### Given text
--

On Nov 12, 2013, at 1:02 PM, Leggett, Torrance I. <[email protected]> wrote:
> So indeed it is logstash causing the backup. If I do UDP, the backup doesn't 
> happen - I haven't verified logstash is getting every single message, but it 
> does seem to be getting the vast majority. If I do TCP in an action queue, 
> that action queue starts backing up as the main queue did previously - it's 
> getting some messages to logstash, but most seem to just be backing up in the 
> queue. Restarting logstash doesn't seem to help at all - those queue files 
> always seem to stay on disk once they're there.

Looking at your config, two things stand out to me:

1) There doesn't appear to be a ${MainMsg/Action}ResumeRetryCount setting.  
Setting this to -1 will cause rsyslog to keep retrying delivery to a failed 
[remote] action destination forever, and is probably what you want in this case.

2) The ${MainMsg/Action}QueueLowWatermark setting may be too low.

When I was playing with rsyslog -> logstash -> elasticsearch I was running into 
what might be a similar situation.  First of all, I was regularly breaking 
ElasticSearch (filling the local disk, running out of memory, etc.), so every 
time that happened logstash delivery would hang, and the problem would 
propagate back to the sending rsyslog and leave a bunch of DA files on disk.

--

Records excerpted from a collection
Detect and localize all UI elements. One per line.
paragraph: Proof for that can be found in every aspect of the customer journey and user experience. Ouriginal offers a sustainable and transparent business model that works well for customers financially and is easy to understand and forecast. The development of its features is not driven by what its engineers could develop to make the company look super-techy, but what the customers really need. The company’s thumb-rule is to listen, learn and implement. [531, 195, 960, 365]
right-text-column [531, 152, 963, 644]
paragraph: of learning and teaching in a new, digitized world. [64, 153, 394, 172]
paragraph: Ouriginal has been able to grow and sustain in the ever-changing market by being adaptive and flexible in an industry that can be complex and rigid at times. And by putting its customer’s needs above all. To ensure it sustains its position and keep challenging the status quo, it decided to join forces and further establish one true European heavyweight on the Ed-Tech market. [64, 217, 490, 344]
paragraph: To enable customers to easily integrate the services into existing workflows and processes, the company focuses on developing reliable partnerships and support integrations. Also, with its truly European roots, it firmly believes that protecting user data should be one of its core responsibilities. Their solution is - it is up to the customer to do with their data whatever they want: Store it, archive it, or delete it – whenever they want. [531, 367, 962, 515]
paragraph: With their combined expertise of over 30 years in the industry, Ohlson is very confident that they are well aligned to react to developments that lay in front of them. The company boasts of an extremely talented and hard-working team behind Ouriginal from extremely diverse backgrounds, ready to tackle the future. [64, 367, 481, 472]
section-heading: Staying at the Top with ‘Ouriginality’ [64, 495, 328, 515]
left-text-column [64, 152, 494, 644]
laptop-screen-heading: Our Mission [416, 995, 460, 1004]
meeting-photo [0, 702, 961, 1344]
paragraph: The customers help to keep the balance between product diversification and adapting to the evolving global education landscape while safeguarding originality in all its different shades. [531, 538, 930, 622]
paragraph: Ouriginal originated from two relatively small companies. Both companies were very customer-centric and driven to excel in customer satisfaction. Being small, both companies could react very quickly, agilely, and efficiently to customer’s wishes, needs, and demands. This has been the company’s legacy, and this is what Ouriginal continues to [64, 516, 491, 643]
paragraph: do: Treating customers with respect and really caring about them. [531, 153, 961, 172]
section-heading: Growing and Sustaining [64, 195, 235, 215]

--

### Exercise A
Answer these questions from the email about rsyslog and logstash.
(i) According to the writer of the quoted message, what happens to the backup when UDP is used?
(ii) What value for the ResumeRetryCount setting makes rsyslog keep retrying delivery to a failed destination forever?
(iii) Which setting does the reply say may be too low?
### Exercise B
Reproduce the part of the email about rsyslog and logstash that begins at the words "Looking at your" and stops after "be too low.".

### Response area A
(i) The backup doesn't happen.
(ii) -1
(iii) The ${MainMsg/Action}QueueLowWatermark setting.

### Response area B
Looking at your config, two things stand out to me:

1) There doesn't appear to be a ${MainMsg/Action}ResumeRetryCount setting.  
Setting this to -1 will cause rsyslog to keep retrying delivery to a failed 
[remote] action destination forever, and is probably what you want in this case.

2) The ${MainMsg/Action}QueueLowWatermark setting may be too low.